PROVIDED RECORDS:
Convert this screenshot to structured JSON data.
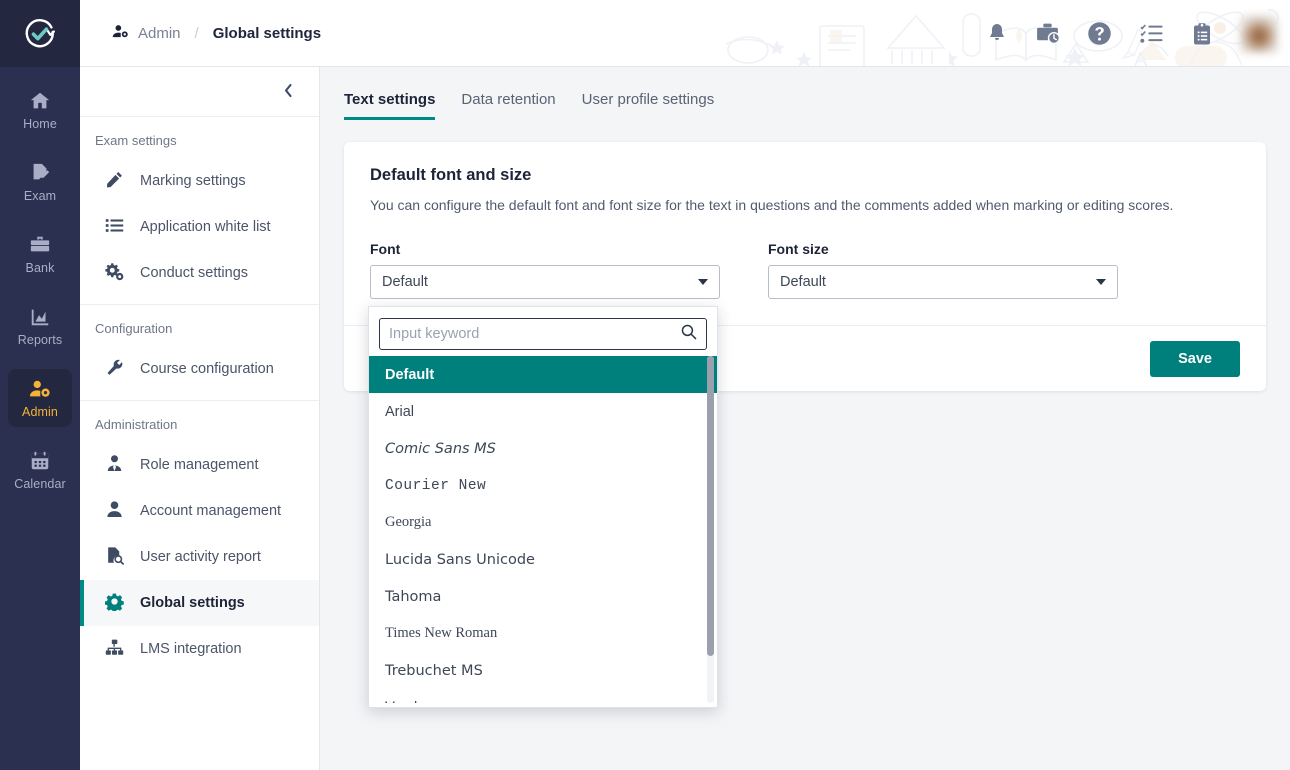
{
  "brand": {
    "logo_icon": "check-circle-arrow-logo",
    "accent_teal": "#00807c",
    "rail_bg": "#2b3050",
    "active_rail_color": "#f5b335"
  },
  "rail": {
    "items": [
      {
        "label": "Home",
        "icon": "home-icon",
        "active": false
      },
      {
        "label": "Exam",
        "icon": "exam-paper-icon",
        "active": false
      },
      {
        "label": "Bank",
        "icon": "toolbox-icon",
        "active": false
      },
      {
        "label": "Reports",
        "icon": "chart-icon",
        "active": false
      },
      {
        "label": "Admin",
        "icon": "user-gear-icon",
        "active": true
      },
      {
        "label": "Calendar",
        "icon": "calendar-icon",
        "active": false
      }
    ]
  },
  "header": {
    "breadcrumb": {
      "icon": "user-gear-icon",
      "parent": "Admin",
      "separator": "/",
      "current": "Global settings"
    },
    "icons": [
      {
        "name": "bell-icon",
        "muted": true
      },
      {
        "name": "briefcase-clock-icon",
        "muted": false
      },
      {
        "name": "help-circle-icon",
        "muted": false
      },
      {
        "name": "checklist-icon",
        "muted": false
      },
      {
        "name": "clipboard-icon",
        "muted": false
      }
    ],
    "avatar": "user-avatar"
  },
  "subnav": {
    "collapse_icon": "chevron-left-icon",
    "groups": [
      {
        "heading": "Exam settings",
        "items": [
          {
            "label": "Marking settings",
            "icon": "pencil-icon",
            "active": false
          },
          {
            "label": "Application white list",
            "icon": "list-icon",
            "active": false
          },
          {
            "label": "Conduct settings",
            "icon": "gears-icon",
            "active": false
          }
        ]
      },
      {
        "heading": "Configuration",
        "items": [
          {
            "label": "Course configuration",
            "icon": "wrench-icon",
            "active": false
          }
        ]
      },
      {
        "heading": "Administration",
        "items": [
          {
            "label": "Role management",
            "icon": "user-tie-icon",
            "active": false
          },
          {
            "label": "Account management",
            "icon": "user-icon",
            "active": false
          },
          {
            "label": "User activity report",
            "icon": "document-search-icon",
            "active": false
          },
          {
            "label": "Global settings",
            "icon": "gear-icon",
            "active": true
          },
          {
            "label": "LMS integration",
            "icon": "sitemap-icon",
            "active": false
          }
        ]
      }
    ]
  },
  "main": {
    "tabs": [
      {
        "label": "Text settings",
        "active": true
      },
      {
        "label": "Data retention",
        "active": false
      },
      {
        "label": "User profile settings",
        "active": false
      }
    ],
    "card": {
      "title": "Default font and size",
      "description": "You can configure the default font and font size for the text in questions and the comments added when marking or editing scores.",
      "font_field": {
        "label": "Font",
        "value": "Default"
      },
      "font_size_field": {
        "label": "Font size",
        "value": "Default"
      },
      "save_label": "Save"
    }
  },
  "dropdown": {
    "open": true,
    "search_placeholder": "Input keyword",
    "search_value": "",
    "search_icon": "search-icon",
    "selected": "Default",
    "options": [
      {
        "label": "Default",
        "css": "ff-default",
        "selected": true
      },
      {
        "label": "Arial",
        "css": "ff-arial",
        "selected": false
      },
      {
        "label": "Comic Sans MS",
        "css": "ff-comic",
        "selected": false
      },
      {
        "label": "Courier New",
        "css": "ff-courier",
        "selected": false
      },
      {
        "label": "Georgia",
        "css": "ff-georgia",
        "selected": false
      },
      {
        "label": "Lucida Sans Unicode",
        "css": "ff-lucida",
        "selected": false
      },
      {
        "label": "Tahoma",
        "css": "ff-tahoma",
        "selected": false
      },
      {
        "label": "Times New Roman",
        "css": "ff-times",
        "selected": false
      },
      {
        "label": "Trebuchet MS",
        "css": "ff-trebuchet",
        "selected": false
      },
      {
        "label": "Verdana",
        "css": "ff-verdana",
        "selected": false
      }
    ]
  }
}
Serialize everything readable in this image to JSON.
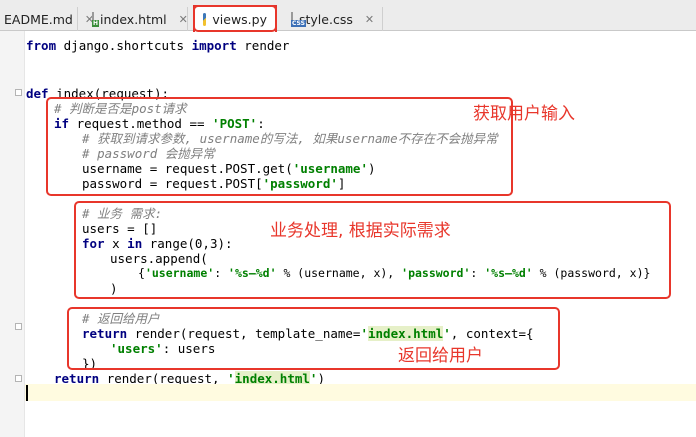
{
  "tabs": [
    {
      "label": "EADME.md",
      "icon": "markdown-file-icon",
      "active": false
    },
    {
      "label": "index.html",
      "icon": "html-file-icon",
      "active": false
    },
    {
      "label": "views.py",
      "icon": "python-file-icon",
      "active": true
    },
    {
      "label": "style.css",
      "icon": "css-file-icon",
      "active": false
    }
  ],
  "icons": {
    "html_badge": "H",
    "css_badge": "CSS",
    "close": "✕"
  },
  "code": {
    "line1": {
      "a": "from ",
      "b": "django.shortcuts ",
      "c": "import ",
      "d": "render"
    },
    "line4": {
      "a": "def ",
      "b": "index(request):"
    },
    "line5": {
      "a": "# 判断是否是",
      "b": "post",
      "c": "请求"
    },
    "line6": {
      "a": "if ",
      "b": "request.method == ",
      "c": "'POST'",
      "d": ":"
    },
    "line7": {
      "a": "# 获取到请求参数, ",
      "b": "username",
      "c": "的写法, 如果",
      "d": "username",
      "e": "不存在不会抛异常"
    },
    "line8": {
      "a": "# ",
      "b": "password ",
      "c": "会抛异常"
    },
    "line9": {
      "a": "username = request.POST.get(",
      "b": "'username'",
      "c": ")"
    },
    "line10": {
      "a": "password = request.POST[",
      "b": "'password'",
      "c": "]"
    },
    "line12": {
      "a": "# 业务 需求:"
    },
    "line13": {
      "a": "users = []"
    },
    "line14": {
      "a": "for ",
      "b": "x ",
      "c": "in ",
      "d": "range(0,3):"
    },
    "line15": {
      "a": "users.append("
    },
    "line16": {
      "a": "{",
      "b": "'username'",
      "c": ": ",
      "d": "'%s—%d'",
      "e": " % (username, x), ",
      "f": "'password'",
      "g": ": ",
      "h": "'%s—%d'",
      "i": " % (password, x)}"
    },
    "line17": {
      "a": ")"
    },
    "line19": {
      "a": "# 返回给用户"
    },
    "line20": {
      "a": "return ",
      "b": "render(request, template_name=",
      "c": "'",
      "d": "index.html",
      "e": "'",
      "f": ", context={"
    },
    "line21": {
      "a": "'users'",
      "b": ": users"
    },
    "line22": {
      "a": "})"
    },
    "line23": {
      "a": "return ",
      "b": "render(request, ",
      "c": "'",
      "d": "index.html",
      "e": "'",
      "f": ")"
    }
  },
  "annotations": {
    "get_input": "获取用户输入",
    "business": "业务处理, 根据实际需求",
    "return_user": "返回给用户"
  },
  "colors": {
    "annotation": "#e8362b",
    "keyword": "#000080",
    "string": "#008000",
    "comment": "#808080"
  }
}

EXERCISE REQUIREMENTS:
In the entries above, count each line holding "heading" and report the total and nothing more.

FINAL ANSWER:
3